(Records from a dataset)
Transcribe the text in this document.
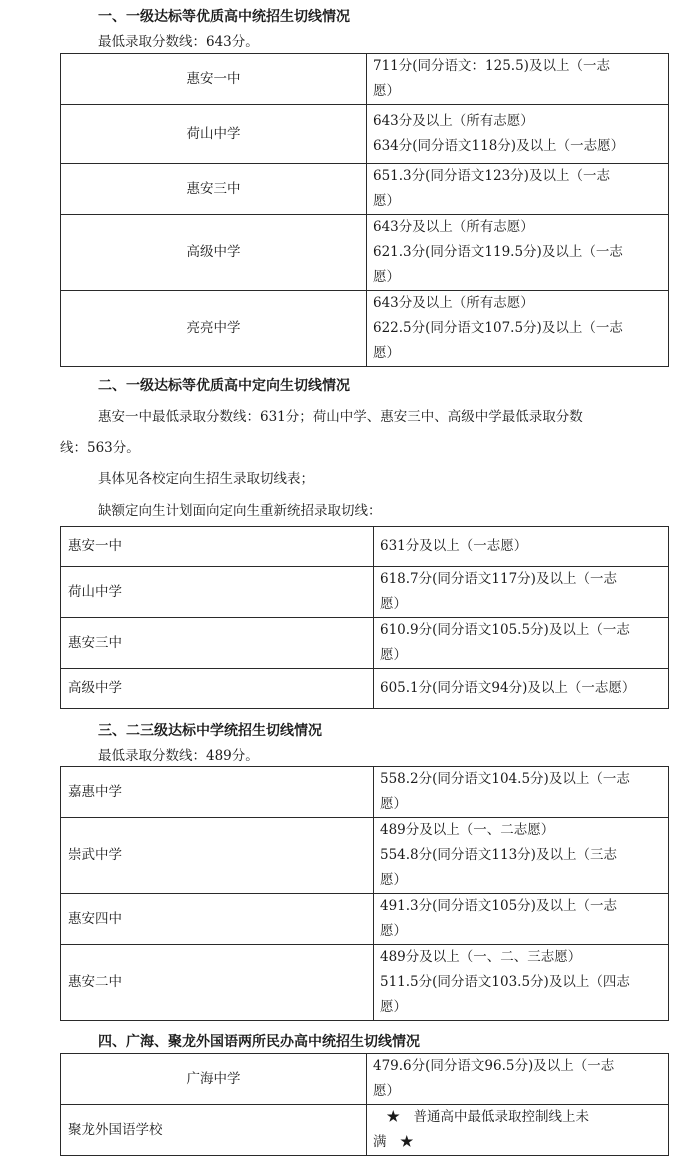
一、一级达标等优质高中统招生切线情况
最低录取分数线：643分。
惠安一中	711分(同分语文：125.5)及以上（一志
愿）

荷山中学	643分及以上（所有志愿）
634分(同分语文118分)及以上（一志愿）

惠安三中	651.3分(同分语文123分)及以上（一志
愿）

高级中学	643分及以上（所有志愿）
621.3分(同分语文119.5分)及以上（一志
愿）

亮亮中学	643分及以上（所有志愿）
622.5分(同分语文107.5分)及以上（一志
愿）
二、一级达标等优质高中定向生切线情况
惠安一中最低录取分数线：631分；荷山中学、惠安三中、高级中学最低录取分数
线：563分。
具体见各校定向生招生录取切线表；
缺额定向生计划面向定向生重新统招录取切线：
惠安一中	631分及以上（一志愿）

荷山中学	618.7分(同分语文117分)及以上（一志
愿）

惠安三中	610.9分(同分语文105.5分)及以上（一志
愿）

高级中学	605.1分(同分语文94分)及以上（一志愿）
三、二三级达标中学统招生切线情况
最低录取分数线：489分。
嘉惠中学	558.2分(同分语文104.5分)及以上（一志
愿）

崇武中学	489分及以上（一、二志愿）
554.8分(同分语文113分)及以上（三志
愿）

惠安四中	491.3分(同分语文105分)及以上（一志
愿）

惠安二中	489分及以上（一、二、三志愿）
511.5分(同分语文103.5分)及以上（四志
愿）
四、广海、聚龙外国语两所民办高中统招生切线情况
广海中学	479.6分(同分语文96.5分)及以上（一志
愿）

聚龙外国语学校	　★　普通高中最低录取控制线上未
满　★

### What you should do
Give back the entries verbatim. Do not include any picture.

### Answer to this exercise
Transcribe the text in this document.
一、一级达标等优质高中统招生切线情况
最低录取分数线：643分。
惠安一中	711分(同分语文：125.5)及以上（一志
愿）

荷山中学	643分及以上（所有志愿）
634分(同分语文118分)及以上（一志愿）

惠安三中	651.3分(同分语文123分)及以上（一志
愿）

高级中学	643分及以上（所有志愿）
621.3分(同分语文119.5分)及以上（一志
愿）

亮亮中学	643分及以上（所有志愿）
622.5分(同分语文107.5分)及以上（一志
愿）
二、一级达标等优质高中定向生切线情况
惠安一中最低录取分数线：631分；荷山中学、惠安三中、高级中学最低录取分数
线：563分。
具体见各校定向生招生录取切线表；
缺额定向生计划面向定向生重新统招录取切线：
惠安一中	631分及以上（一志愿）

荷山中学	618.7分(同分语文117分)及以上（一志
愿）

惠安三中	610.9分(同分语文105.5分)及以上（一志
愿）

高级中学	605.1分(同分语文94分)及以上（一志愿）
三、二三级达标中学统招生切线情况
最低录取分数线：489分。
嘉惠中学	558.2分(同分语文104.5分)及以上（一志
愿）

崇武中学	489分及以上（一、二志愿）
554.8分(同分语文113分)及以上（三志
愿）

惠安四中	491.3分(同分语文105分)及以上（一志
愿）

惠安二中	489分及以上（一、二、三志愿）
511.5分(同分语文103.5分)及以上（四志
愿）
四、广海、聚龙外国语两所民办高中统招生切线情况
广海中学	479.6分(同分语文96.5分)及以上（一志
愿）

聚龙外国语学校	　★　普通高中最低录取控制线上未
满　★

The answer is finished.